■ **Stated goal**:
Set down each entry exactly as given; pictures should not appear in the copy.

── Provided records

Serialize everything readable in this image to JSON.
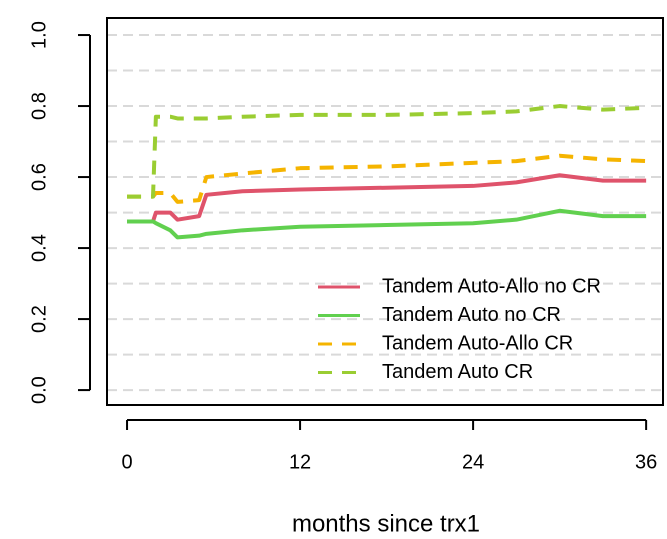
{
  "chart_data": {
    "type": "line",
    "xlabel": "months since trx1",
    "x": [
      0,
      1.8,
      2,
      3,
      3.5,
      5,
      5.5,
      8,
      12,
      18,
      24,
      27,
      30,
      33,
      36
    ],
    "series": [
      {
        "name": "Tandem Auto-Allo no CR",
        "color": "#df536b",
        "linestyle": "solid",
        "values": [
          0.475,
          0.475,
          0.5,
          0.5,
          0.48,
          0.49,
          0.55,
          0.56,
          0.565,
          0.57,
          0.575,
          0.585,
          0.605,
          0.59,
          0.59
        ]
      },
      {
        "name": "Tandem Auto no CR",
        "color": "#61d04f",
        "linestyle": "solid",
        "values": [
          0.475,
          0.475,
          0.47,
          0.45,
          0.43,
          0.435,
          0.44,
          0.45,
          0.46,
          0.465,
          0.47,
          0.48,
          0.505,
          0.49,
          0.49
        ]
      },
      {
        "name": "Tandem Auto-Allo CR",
        "color": "#f5b400",
        "linestyle": "dashed",
        "values": [
          0.545,
          0.545,
          0.555,
          0.555,
          0.53,
          0.535,
          0.6,
          0.61,
          0.625,
          0.63,
          0.64,
          0.645,
          0.66,
          0.65,
          0.645
        ]
      },
      {
        "name": "Tandem Auto CR",
        "color": "#9acd32",
        "linestyle": "dashed",
        "values": [
          0.545,
          0.545,
          0.77,
          0.77,
          0.765,
          0.765,
          0.765,
          0.77,
          0.775,
          0.775,
          0.78,
          0.785,
          0.8,
          0.79,
          0.795
        ]
      }
    ],
    "xlim": [
      -1.39,
      37.17
    ],
    "xticks": [
      0,
      12,
      24,
      36
    ],
    "ylim": [
      -0.042,
      1.048
    ],
    "yticks": [
      {
        "value": 0,
        "label": "0.0"
      },
      0.2,
      0.4,
      0.6,
      0.8,
      {
        "value": 1,
        "label": "1.0"
      }
    ],
    "ygrid": [
      0,
      0.1,
      0.2,
      0.3,
      0.4,
      0.5,
      0.6,
      0.7,
      0.8,
      0.9,
      1
    ],
    "legend": "bottom-right"
  }
}
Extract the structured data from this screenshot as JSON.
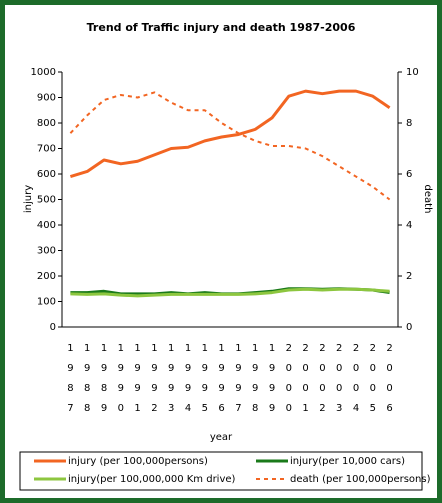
{
  "chart_data": {
    "type": "line",
    "title": "Trend of Traffic injury and death 1987-2006",
    "x_label": "year",
    "y_label": "injury",
    "y2_label": "death",
    "categories": [
      "1987",
      "1988",
      "1989",
      "1990",
      "1991",
      "1992",
      "1993",
      "1994",
      "1995",
      "1996",
      "1997",
      "1998",
      "1999",
      "2000",
      "2001",
      "2002",
      "2003",
      "2004",
      "2005",
      "2006"
    ],
    "ylim": [
      0,
      1000
    ],
    "yticks": [
      0,
      100,
      200,
      300,
      400,
      500,
      600,
      700,
      800,
      900,
      1000
    ],
    "y2lim": [
      0,
      10
    ],
    "y2ticks": [
      0,
      2,
      4,
      6,
      8,
      10
    ],
    "legend": "bottom",
    "series": [
      {
        "name": "injury (per 100,000persons)",
        "color": "#f26522",
        "dashed": false,
        "values": [
          590,
          610,
          655,
          640,
          650,
          675,
          700,
          705,
          730,
          745,
          755,
          775,
          820,
          905,
          925,
          915,
          925,
          925,
          905,
          860
        ]
      },
      {
        "name": "injury(per 10,000 cars)",
        "color": "#1a7a1a",
        "dashed": false,
        "values": [
          135,
          135,
          140,
          130,
          130,
          130,
          135,
          130,
          135,
          130,
          130,
          135,
          140,
          150,
          150,
          148,
          150,
          148,
          145,
          135
        ]
      },
      {
        "name": "injury(per 100,000,000 Km drive)",
        "color": "#8dc63f",
        "dashed": false,
        "values": [
          130,
          128,
          130,
          125,
          122,
          125,
          128,
          128,
          128,
          128,
          128,
          130,
          135,
          145,
          148,
          145,
          148,
          148,
          145,
          140
        ]
      },
      {
        "name": "death (per 100,000persons)",
        "color": "#f26522",
        "dashed": true,
        "axis": "y2",
        "values": [
          7.6,
          8.3,
          8.9,
          9.1,
          9.0,
          9.2,
          8.8,
          8.5,
          8.5,
          8.0,
          7.6,
          7.3,
          7.1,
          7.1,
          7.0,
          6.7,
          6.3,
          5.9,
          5.5,
          5.0
        ]
      }
    ]
  }
}
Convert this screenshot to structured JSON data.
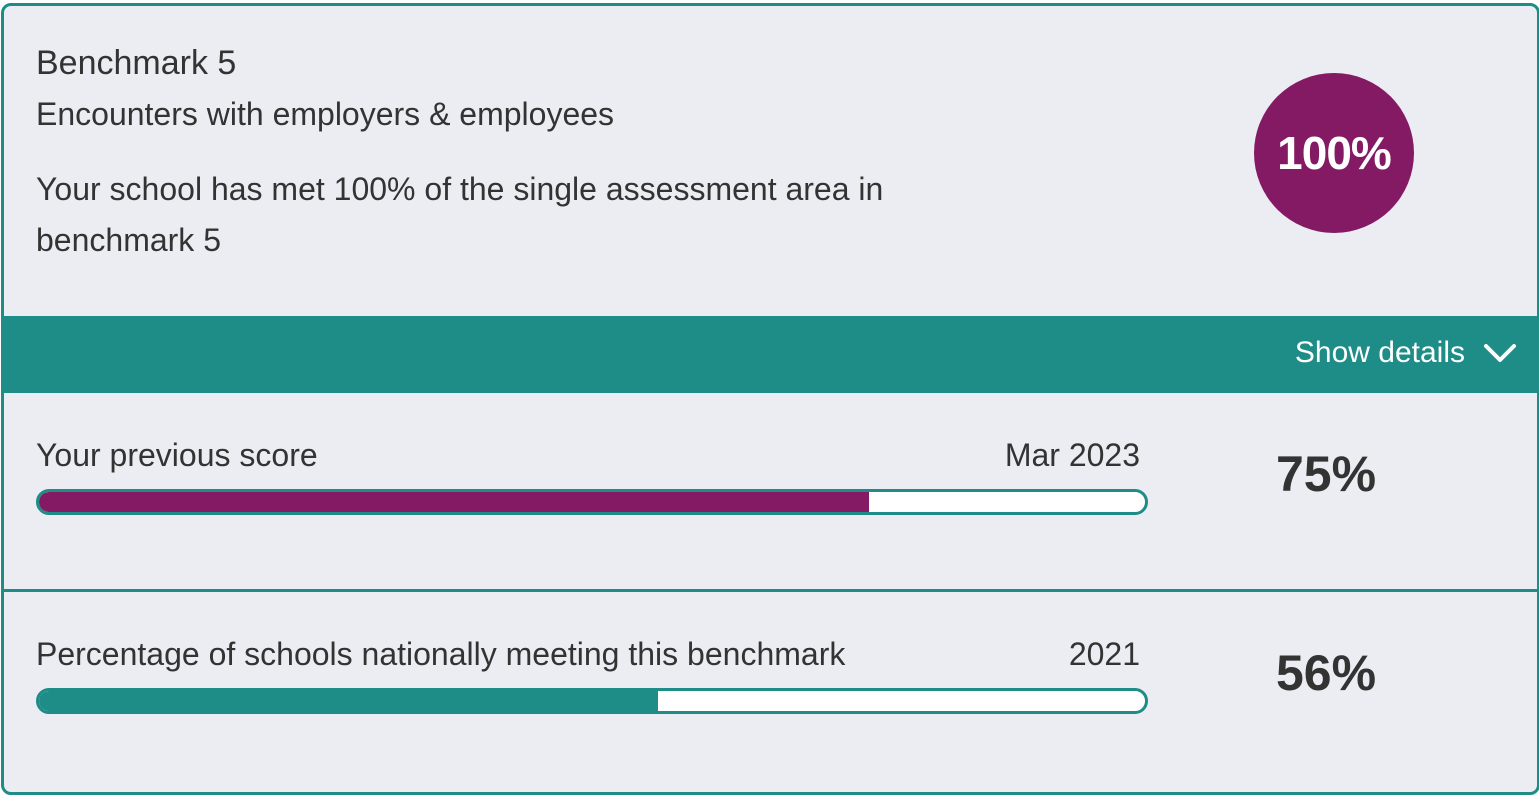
{
  "card": {
    "title": "Benchmark 5",
    "subtitle": "Encounters with employers & employees",
    "description": "Your school has met 100% of the single assessment area in benchmark 5",
    "badge": "100%",
    "toggle": "Show details",
    "rows": [
      {
        "label": "Your previous score",
        "date": "Mar 2023",
        "value": 75,
        "value_label": "75%",
        "color": "#841a63"
      },
      {
        "label": "Percentage of schools nationally meeting this benchmark",
        "date": "2021",
        "value": 56,
        "value_label": "56%",
        "color": "#1e8c87"
      }
    ]
  }
}
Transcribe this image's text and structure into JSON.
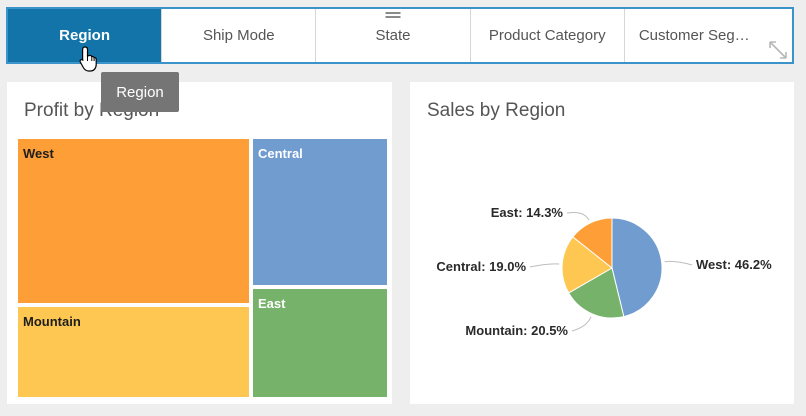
{
  "tabs": [
    {
      "label": "Region",
      "active": true
    },
    {
      "label": "Ship Mode",
      "active": false
    },
    {
      "label": "State",
      "active": false
    },
    {
      "label": "Product Category",
      "active": false
    },
    {
      "label": "Customer Seg…",
      "active": false
    }
  ],
  "tooltip": "Region",
  "profit_panel": {
    "title": "Profit by Region"
  },
  "sales_panel": {
    "title": "Sales by Region"
  },
  "chart_data": [
    {
      "type": "treemap",
      "title": "Profit by Region",
      "items": [
        {
          "label": "West",
          "color": "#fd9f36"
        },
        {
          "label": "Central",
          "color": "#709cd0"
        },
        {
          "label": "Mountain",
          "color": "#fec752"
        },
        {
          "label": "East",
          "color": "#77b26a"
        }
      ]
    },
    {
      "type": "pie",
      "title": "Sales by Region",
      "slices": [
        {
          "label": "West",
          "value": 46.2,
          "text": "West: 46.2%",
          "color": "#709cd0"
        },
        {
          "label": "Mountain",
          "value": 20.5,
          "text": "Mountain: 20.5%",
          "color": "#77b26a"
        },
        {
          "label": "Central",
          "value": 19.0,
          "text": "Central: 19.0%",
          "color": "#fec752"
        },
        {
          "label": "East",
          "value": 14.3,
          "text": "East: 14.3%",
          "color": "#fd9f36"
        }
      ]
    }
  ]
}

────

■ **Correct answer**:
Serialize everything readable in this image to JSON.
{
  "chart_data": {
    "type": "line",
    "xlabel": "months since trx1",
    "x": [
      0,
      1.8,
      2,
      3,
      3.5,
      5,
      5.5,
      8,
      12,
      18,
      24,
      27,
      30,
      33,
      36
    ],
    "series": [
      {
        "name": "Tandem Auto-Allo no CR",
        "color": "#df536b",
        "linestyle": "solid",
        "values": [
          0.475,
          0.475,
          0.5,
          0.5,
          0.48,
          0.49,
          0.55,
          0.56,
          0.565,
          0.57,
          0.575,
          0.585,
          0.605,
          0.59,
          0.59
        ]
      },
      {
        "name": "Tandem Auto no CR",
        "color": "#61d04f",
        "linestyle": "solid",
        "values": [
          0.475,
          0.475,
          0.47,
          0.45,
          0.43,
          0.435,
          0.44,
          0.45,
          0.46,
          0.465,
          0.47,
          0.48,
          0.505,
          0.49,
          0.49
        ]
      },
      {
        "name": "Tandem Auto-Allo CR",
        "color": "#f5b400",
        "linestyle": "dashed",
        "values": [
          0.545,
          0.545,
          0.555,
          0.555,
          0.53,
          0.535,
          0.6,
          0.61,
          0.625,
          0.63,
          0.64,
          0.645,
          0.66,
          0.65,
          0.645
        ]
      },
      {
        "name": "Tandem Auto CR",
        "color": "#9acd32",
        "linestyle": "dashed",
        "values": [
          0.545,
          0.545,
          0.77,
          0.77,
          0.765,
          0.765,
          0.765,
          0.77,
          0.775,
          0.775,
          0.78,
          0.785,
          0.8,
          0.79,
          0.795
        ]
      }
    ],
    "xlim": [
      -1.39,
      37.17
    ],
    "xticks": [
      0,
      12,
      24,
      36
    ],
    "ylim": [
      -0.042,
      1.048
    ],
    "yticks": [
      {
        "value": 0,
        "label": "0.0"
      },
      0.2,
      0.4,
      0.6,
      0.8,
      {
        "value": 1,
        "label": "1.0"
      }
    ],
    "ygrid": [
      0,
      0.1,
      0.2,
      0.3,
      0.4,
      0.5,
      0.6,
      0.7,
      0.8,
      0.9,
      1
    ],
    "legend": "bottom-right"
  }
}
Extract the structured data from this screenshot as JSON.
{
  "chart_data": {
    "type": "line",
    "title": "Trend of Traffic injury and death 1987-2006",
    "x_label": "year",
    "y_label": "injury",
    "y2_label": "death",
    "categories": [
      "1987",
      "1988",
      "1989",
      "1990",
      "1991",
      "1992",
      "1993",
      "1994",
      "1995",
      "1996",
      "1997",
      "1998",
      "1999",
      "2000",
      "2001",
      "2002",
      "2003",
      "2004",
      "2005",
      "2006"
    ],
    "ylim": [
      0,
      1000
    ],
    "yticks": [
      0,
      100,
      200,
      300,
      400,
      500,
      600,
      700,
      800,
      900,
      1000
    ],
    "y2lim": [
      0,
      10
    ],
    "y2ticks": [
      0,
      2,
      4,
      6,
      8,
      10
    ],
    "legend": "bottom",
    "series": [
      {
        "name": "injury (per 100,000persons)",
        "color": "#f26522",
        "dashed": false,
        "values": [
          590,
          610,
          655,
          640,
          650,
          675,
          700,
          705,
          730,
          745,
          755,
          775,
          820,
          905,
          925,
          915,
          925,
          925,
          905,
          860
        ]
      },
      {
        "name": "injury(per 10,000 cars)",
        "color": "#1a7a1a",
        "dashed": false,
        "values": [
          135,
          135,
          140,
          130,
          130,
          130,
          135,
          130,
          135,
          130,
          130,
          135,
          140,
          150,
          150,
          148,
          150,
          148,
          145,
          135
        ]
      },
      {
        "name": "injury(per 100,000,000 Km drive)",
        "color": "#8dc63f",
        "dashed": false,
        "values": [
          130,
          128,
          130,
          125,
          122,
          125,
          128,
          128,
          128,
          128,
          128,
          130,
          135,
          145,
          148,
          145,
          148,
          148,
          145,
          140
        ]
      },
      {
        "name": "death (per 100,000persons)",
        "color": "#f26522",
        "dashed": true,
        "axis": "y2",
        "values": [
          7.6,
          8.3,
          8.9,
          9.1,
          9.0,
          9.2,
          8.8,
          8.5,
          8.5,
          8.0,
          7.6,
          7.3,
          7.1,
          7.1,
          7.0,
          6.7,
          6.3,
          5.9,
          5.5,
          5.0
        ]
      }
    ]
  }
}
Convert this screenshot to structured JSON data.
{
  "card": {
    "title": "Benchmark 5",
    "subtitle": "Encounters with employers & employees",
    "description": "Your school has met 100% of the single assessment area in benchmark 5",
    "badge": "100%",
    "toggle": "Show details",
    "rows": [
      {
        "label": "Your previous score",
        "date": "Mar 2023",
        "value": 75,
        "value_label": "75%",
        "color": "#841a63"
      },
      {
        "label": "Percentage of schools nationally meeting this benchmark",
        "date": "2021",
        "value": 56,
        "value_label": "56%",
        "color": "#1e8c87"
      }
    ]
  }
}
Transcribe this image's text and structure into JSON.
{
  "tabs": [
    {
      "label": "Region",
      "active": true
    },
    {
      "label": "Ship Mode",
      "active": false
    },
    {
      "label": "State",
      "active": false
    },
    {
      "label": "Product Category",
      "active": false
    },
    {
      "label": "Customer Seg…",
      "active": false
    }
  ],
  "tooltip": "Region",
  "profit_panel": {
    "title": "Profit by Region"
  },
  "sales_panel": {
    "title": "Sales by Region"
  },
  "chart_data": [
    {
      "type": "treemap",
      "title": "Profit by Region",
      "items": [
        {
          "label": "West",
          "color": "#fd9f36"
        },
        {
          "label": "Central",
          "color": "#709cd0"
        },
        {
          "label": "Mountain",
          "color": "#fec752"
        },
        {
          "label": "East",
          "color": "#77b26a"
        }
      ]
    },
    {
      "type": "pie",
      "title": "Sales by Region",
      "slices": [
        {
          "label": "West",
          "value": 46.2,
          "text": "West: 46.2%",
          "color": "#709cd0"
        },
        {
          "label": "Mountain",
          "value": 20.5,
          "text": "Mountain: 20.5%",
          "color": "#77b26a"
        },
        {
          "label": "Central",
          "value": 19.0,
          "text": "Central: 19.0%",
          "color": "#fec752"
        },
        {
          "label": "East",
          "value": 14.3,
          "text": "East: 14.3%",
          "color": "#fd9f36"
        }
      ]
    }
  ]
}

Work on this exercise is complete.